What is up with all these rappers wanting to be rock stars? Remember Eyedea? Yeah, probably not. He was poised to be the next big thing after gaining attention for a number of notorious battle rap victories. He released two albums with partner DJ Abilities that highlighted his narrative-raps, which were mostly ignored by even the most well-traveled backpackers. Now he’s largely abandoned hip-hop and is performing around Minneapolis with a terrible rock band called Carbon Carousel (check their MySpace comments to see some major haterage). This phenomenon isn’t confined to underground rap either: even Dipset is walking around like rock star gangstas. As Juelz Santana says: “They see me and start cheering / Rock star life / Santana Van Halen”. Need more examples? Gym Class Heroes, the last half of Shock Value, Lil’ Wayne in the “Leather So Soft” video. ‘Nuff said. But of all these, the least depressing is Anticon co-founder Sole’s (nee Tim Holland) dissolution into a parodic, gibbering mess. It’s been a long time coming.

EXERCISE BRIEF – Please name the rock band that, according to the rap commentary above, Eyedea performs with around Minneapolis.

RECORDED DATA –
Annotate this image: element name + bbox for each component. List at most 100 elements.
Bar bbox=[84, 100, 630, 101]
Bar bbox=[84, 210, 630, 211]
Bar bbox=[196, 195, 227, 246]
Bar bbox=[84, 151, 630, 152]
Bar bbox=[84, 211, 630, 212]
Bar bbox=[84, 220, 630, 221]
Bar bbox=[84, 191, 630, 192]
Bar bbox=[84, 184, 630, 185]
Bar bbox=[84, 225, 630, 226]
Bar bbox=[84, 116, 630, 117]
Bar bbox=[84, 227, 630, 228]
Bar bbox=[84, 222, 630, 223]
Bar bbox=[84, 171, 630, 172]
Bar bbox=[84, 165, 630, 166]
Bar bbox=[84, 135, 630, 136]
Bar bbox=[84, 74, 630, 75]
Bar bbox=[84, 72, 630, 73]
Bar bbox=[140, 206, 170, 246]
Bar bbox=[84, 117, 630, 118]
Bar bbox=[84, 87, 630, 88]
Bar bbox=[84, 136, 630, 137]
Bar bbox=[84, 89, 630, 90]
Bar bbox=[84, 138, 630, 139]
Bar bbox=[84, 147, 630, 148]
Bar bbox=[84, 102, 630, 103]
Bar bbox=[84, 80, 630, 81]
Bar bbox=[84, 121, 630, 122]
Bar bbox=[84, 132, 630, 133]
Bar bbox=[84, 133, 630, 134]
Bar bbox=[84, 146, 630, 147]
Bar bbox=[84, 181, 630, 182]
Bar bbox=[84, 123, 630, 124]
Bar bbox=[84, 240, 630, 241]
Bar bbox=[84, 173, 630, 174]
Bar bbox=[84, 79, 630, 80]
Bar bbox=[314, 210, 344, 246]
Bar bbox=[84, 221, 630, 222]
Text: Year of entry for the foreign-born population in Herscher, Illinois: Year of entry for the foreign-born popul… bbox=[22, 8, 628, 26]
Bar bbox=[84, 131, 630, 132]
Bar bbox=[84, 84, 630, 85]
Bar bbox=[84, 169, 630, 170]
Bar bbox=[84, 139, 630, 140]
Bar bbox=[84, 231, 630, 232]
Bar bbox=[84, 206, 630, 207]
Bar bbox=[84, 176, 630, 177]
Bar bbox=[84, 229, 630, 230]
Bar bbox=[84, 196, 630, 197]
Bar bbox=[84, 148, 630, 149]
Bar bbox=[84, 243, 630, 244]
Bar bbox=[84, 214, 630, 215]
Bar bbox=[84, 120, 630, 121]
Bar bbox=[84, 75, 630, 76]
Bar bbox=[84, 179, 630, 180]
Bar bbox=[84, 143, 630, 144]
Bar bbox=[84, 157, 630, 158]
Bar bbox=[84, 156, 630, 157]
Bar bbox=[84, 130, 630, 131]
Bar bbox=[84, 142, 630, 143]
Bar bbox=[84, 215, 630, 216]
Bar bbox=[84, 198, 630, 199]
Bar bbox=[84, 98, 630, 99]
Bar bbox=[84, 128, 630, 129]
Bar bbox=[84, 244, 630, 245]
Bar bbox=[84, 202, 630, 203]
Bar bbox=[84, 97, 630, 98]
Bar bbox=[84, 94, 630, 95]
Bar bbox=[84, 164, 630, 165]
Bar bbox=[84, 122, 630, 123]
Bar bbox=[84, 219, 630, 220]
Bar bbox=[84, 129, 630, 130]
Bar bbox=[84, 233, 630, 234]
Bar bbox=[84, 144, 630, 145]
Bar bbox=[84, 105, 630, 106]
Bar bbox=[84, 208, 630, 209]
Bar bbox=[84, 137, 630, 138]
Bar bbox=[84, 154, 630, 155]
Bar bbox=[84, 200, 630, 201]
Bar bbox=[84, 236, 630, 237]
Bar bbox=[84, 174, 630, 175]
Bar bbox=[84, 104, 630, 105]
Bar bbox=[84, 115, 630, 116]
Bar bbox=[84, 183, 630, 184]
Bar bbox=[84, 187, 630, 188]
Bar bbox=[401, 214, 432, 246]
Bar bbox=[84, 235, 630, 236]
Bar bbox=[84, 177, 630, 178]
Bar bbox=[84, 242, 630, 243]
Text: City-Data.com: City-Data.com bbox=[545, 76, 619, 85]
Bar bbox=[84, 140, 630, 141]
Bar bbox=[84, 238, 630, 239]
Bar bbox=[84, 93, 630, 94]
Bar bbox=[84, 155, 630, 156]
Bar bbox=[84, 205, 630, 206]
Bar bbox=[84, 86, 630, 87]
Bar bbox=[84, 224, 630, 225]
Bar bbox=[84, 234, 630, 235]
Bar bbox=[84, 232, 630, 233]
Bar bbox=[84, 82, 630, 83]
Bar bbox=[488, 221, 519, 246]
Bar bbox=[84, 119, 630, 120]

ANSWER BELOW – Carbon Carousel